[start Data]

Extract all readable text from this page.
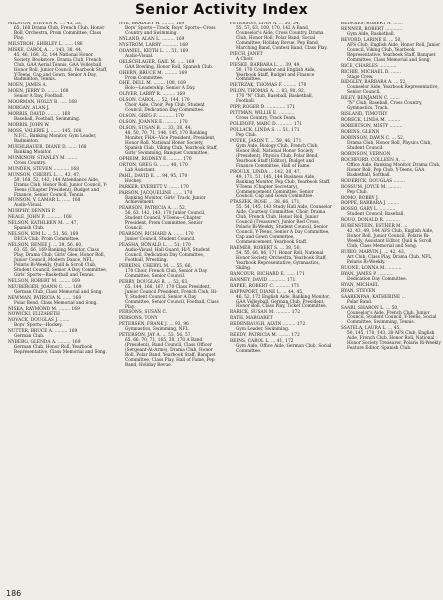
Senior Activity Index
MILSTON, STEVEN A. .... 45, 53,
65, 168 Drama Club, French Club, Honor Roll, Orchestra, Prom Committee, Class Play.
MILSTROH, SHIRLEY L. ...... 186
MISKE, CAROL A. ... 143, 38, 44,
45, 46, 168, 32, 144 National Honor Society, Bookstore, Drama Club, French Club, GAA Aerial Tennis, GAA Volleyball, Honor Roll, Junior Council, Yearbook Staff, Y-Teens, Cap and Gown, Senior A Day, Badminton, Tennis.
MOEN, JAMES A.
MOEN, JERRY D. ........ 168
Senior A Day, Football.
MOORMAN, HOLLY B. ..... 168
MORGAN, ALAN J.
MORRIS, DAVID .......... 168
Baseball, Football, Swimming.
MORRIS, JOHN W.
MOSS, VALERIE J. ....... 145, 168
N.F.C., Banking Monitor, Gym Leader, Badminton.
MUEHLBAUER, DIANE D. ...... 168
Banking Monitor.
MUNKNOW, STANLEY M. .......
Cross Country.
MUNDEN, STEVEN ........... 168
MUNSON, CHERYL L. ... 43, 47,
59, 168, 52, 142, 144 Attendance Aide, Drama Club, Honor Roll, Junior Council, Y-Teens (Chapter President), Budget and Finance, Senior Council, Tennis.
MUNSON, V. LAMAR L. ...... 168
Audio-Visual.
MURPHY, DENNIS P.
NEALE, JOHN P. ........... 168
NELSON, KATHLEEN M. ... 47,
Spanish Club.
NELSON, KIM L. ... 51, 56, 169
DECA Club, Prom Committee.
NELSON, RENEE J. ... 39, 56, 60,
63, 65, 66, 169 Banking Monitor, Class Play, Drama Club, Girls' Glee, Honor Roll, Junior Council, Modern Dance, NFL, Polaris Bi-Weekly, Quill & Scroll Club, Student Council, Senior A Day Committee, Girls' Sports—Basketball and Tennis.
NELSON, ROBERT M. ........ 169
NEUBERGER, JOANN C. ..... 169
German Club, Class Memorial and Song.
NEWMAN, PATRICIA N. ...... 169
Polar Bend, Class Memorial and Song.
NISKA, RAYMOND M. ........ 169
NOWICKI, ELIZABETH
NOVACK, DOUGLAS J. .......
Boys' Sports—Hockey.
NUTTER, BRUCE A. ......... 169
German Club.
NYBERG, GLENDA A. ......... 169
German Club, Honor Roll, Yearbook Representative, Class Memorial and Song.
NYE, BRADLEY W. ......... 169
Boys' Sports—Track, Boys' Sports—Cross Country and Swimming.
NYLAND, ALAN L. ......... 169
NYSTROM, LARRY ........... 169
ODANIEL, KEITH L. ... 51, 169
Audio-Visual.
OELSCHLAGER, GAIL M. ..... 169
GAA Bowling, Honor Roll, Spanish Club.
OHERN, BRUCE M. ......... 169
Prom Committee.
OHE, DELL M. ........ 100, 169
Bolo—Leadership, Senior A Day.
OLIVER, LARRY R. ......... 169
OLSON, CAROL ... 52, 144, 170
Choir Aide, Choir, Pep Club, Student Council, Dedication Day Committee.
OLSON, GREG F. ........... 170
OLSON, JOANNE E. ......... 170
OLSON, SUSAN B. ... 33, 38, 44,
48, 50, 70, 71, 144, 145, 170 Banking Monitor, FHA—Vice President, President, Honor Roll, National Honor Society, Spanish Club, Viking Club, Yearbook Staff, Girls' Swimming, Banquet Committee.
OPHEIM, RODNEY E. ......... 170
ORTON, GREG G. ....... 48, 170
Lab Assistant.
PAHL, DAVID E. ... 94, 95, 170
Hockey.
PARKER, EVERETT V. ....... 170
PARSON, JACQUELINE ....... 170
Banking Monitor, Girls' Track, Junior Achievement.
PEARSON, PATRICIA A. ... 52,
56, 63, 142, 143, 170 Junior Council, Student Council, Y-Teens—Chapter President, Prom Committee, Senior Council.
PEARSON, RICHARD A. ....... 170
Junior Council, Student Council.
PEASHA, RONALD L. ... 51, 170
Audio-Visual, Hall Guard, Hi-Y, Student Council, Dedication Day Committee, Football, Wrestling.
PERKINS, CHERYL M. ... 55, 66,
170 Choir, French Club, Senior A Day Committee, Senior Council.
PERRY, DOUGLAS R. ... 52, 63,
65, 144, 166, 167, 170 Class President, Junior Council President, French Club, Hi-Y, Student Council, Senior A Day Committee, Senior Council, Football, Class Play.
PERSONS, SUSAN C.
PERSONS, TONY
PETERSEN, FRANK J. ... 93, 96
Gymnastics, Swimming, NFL.
PETERSON, JAY A. ... 55, 56, 57,
65, 66, 70, 71, 165, 38, 170 A Band (President), Band Council, Class Officer (Sergeant-At-Arms), Drama Club, Honor Roll, Polar Band, Yearbook Staff, Banquet Committee, Class Play, Hall of Fame, Pep Band, Holiday Revue.
PETERSON, LYNN A. ... 50, 54,
55, 57, 63, 109, 170, 142 A Band, Counselor's Aide, Cross Country, Drama Club, Honor Roll, Polar Band, Social Committee, Holiday Revue, Pep Band, Marching Band, Contest Band, Class Play.
PIECH, JANET
A Choir.
PIESKE, BARBARA L. ... 39, 49,
50, 170 Counselor and English Aide, Yearbook Staff, Budget and Finance Committee.
PIETRZAK, THOMAS F. ......... 170
PILON, THOMAS A. ... 83, 90, 92,
170 "N" Club, Baseball, Basketball, Football.
PIPP, ROGER D. ............. 171
PITTMAN, WILLIE E. ...........
Cross Country, Track Team.
POLIDOFF, MARC D. .......... 171
POLLACK, LINDA S. ... 51, 171
Pep Club.
POTEK, JASON T. ... 59, 46, 171
Gym Aide, Biology Club, French Club, Honor Roll, National Honor Society (President), Physics Club, Polar Bend, Yearbook Staff (Editor), Budget and Finance Committee, Hall of Fame.
PROULX, LINDA ... 142, 38, 47,
49, 171, 51, 145, 144 Business Aide, Banking Monitor, Pep Club, Yearbook Staff, Y-Teens (Chapter Secretary), Commencement Committee, Senior Council, Cap and Gown Committee.
PTASZEK, ROSE ... 38, 66, 171,
55, 54, 145, 143 Study Hall Aide, Counselor Aide, Courtesy Committee, Choir, Drama Club, French Club, Honor Roll, Junior Council (Treasurer), Junior Red Cross, Polaris Bi-Weekly, Student Council, Senior Council, Y-Teens, Senior A Day Committee, Cap and Gown Committee, Commencement, Yearbook Staff.
RAEMER, ROBERT S. ... 38, 50,
54, 55, 66, 86, 171 Honor Roll, National Honor Society, Orchestra, Yearbook Staff, Yearbook Representative, Gymnastics, Skiing.
RANCOUR, RICHARD E. ...... 171
RANNEY, DAVID ............ 171
RAPKE, ROBERT C. .......... 171
RAPPAPORT, DIANE L. ... 44, 45,
46, 52, 172 English Aide, Banking Monitor, GAA Volleyball, German Club, President, Honor Roll, Class Play, Ticket Committee.
RARICK, SUSAN M. .......... 172
RATH, MARGARET
REDENBAUGH, ALVIN ......... 172
Gym Leader, Swimming.
REEDY, PATRICIA M. ........ 172
REINS, CAROL L. ... 41, 172
Gym Aide, Office Aide, German Club, Social Committee.
REISGIES, ROBERT A. .......
RENNER, ROBERT ............
Gym Aide, Basketball.
REVORD, LARINE E. ... 50,
AFS Club, English Aide, Honor Roll, Junior Council, Viking Club, Yearbook Representative, Yearbook Staff, Banquet Committee, Class Memorial and Song.
RICE, CHARLES ............
RICHIE, MICHAEL D. .......
Stage Crew.
RIDGLEY, BARBARA A. ... 52,
Counselor Aide, Yearbook Representative, Senior Council.
RILEY, BENJAMIN C. .......
"N" Club, Baseball, Cross Country, Gymnastics, Track.
RISLAND, TIMOTHY
ROBECK, LINDA M. .........
ROBERTSON, MISTY .........
ROBINS, GLENN
ROBINSON, DAWN C. ... 52,
Drama Club, Honor Roll, Physics Club, Student Council.
ROBINSON, VERNON
ROCHFORD, COLLEEN A. ...
Office Aide, Banking Monitor, Drama Club, Honor Roll, Pep Club, Y-Teens, GAA Basketball, Softball.
RODERICK, DOUGLAS ........
ROSSUM, JOYCE M. .........
Pep Club.
ROMO, BOBBY J.
ROPPE, BARBARA J. ........
ROSSO, GARY L. ...........
Student Council, Baseball.
ROUO, DONALD R. ..........
RUBENSTEIN, ESTHER M. ...
42, 43, 49, 144 AFS Club, English Aide, Honor Roll, Junior Council, Polaris Bi-Weekly, Assistant Editor, Quill & Scroll Club, Class Memorial and Song.
RUBIO, MARVIN J. ... 42, 43,
Art Club, Class Play, Drama Club, NFL, Polaris Bi-Weekly.
RUONE, LONNA M. ..........
RYAN, JAMES P. ...........
Dedication Day Committee.
RYAN, MICHAEL
RYAN, STEVEN
SAARENPAA, KATHERINE ...
Polar Band.
SAARI, SHARON L. ... 50,
Counselor's Aide, French Club, Junior Council, Student Council, Y-Teens, Social Committee, Swimming, Tennis.
SSATELA, LAURA L. ... 45,
50, 145, 170, 143, 38 AFS Club, English Aide, French Club, Honor Roll, National Honor Society Treasurer, Polaris Bi-Weekly Feature Editor, Spanish Club.
186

[end Data]

- Aim of the exercise:
Copy all lines from the material that include "Orchestra".

- Reply:
65, 168 Drama Club, French Club, Honor Roll, Orchestra, Prom Committee, Class Play.
54, 55, 66, 86, 171 Honor Roll, National Honor Society, Orchestra, Yearbook Staff, Yearbook Representative, Gymnastics, Skiing.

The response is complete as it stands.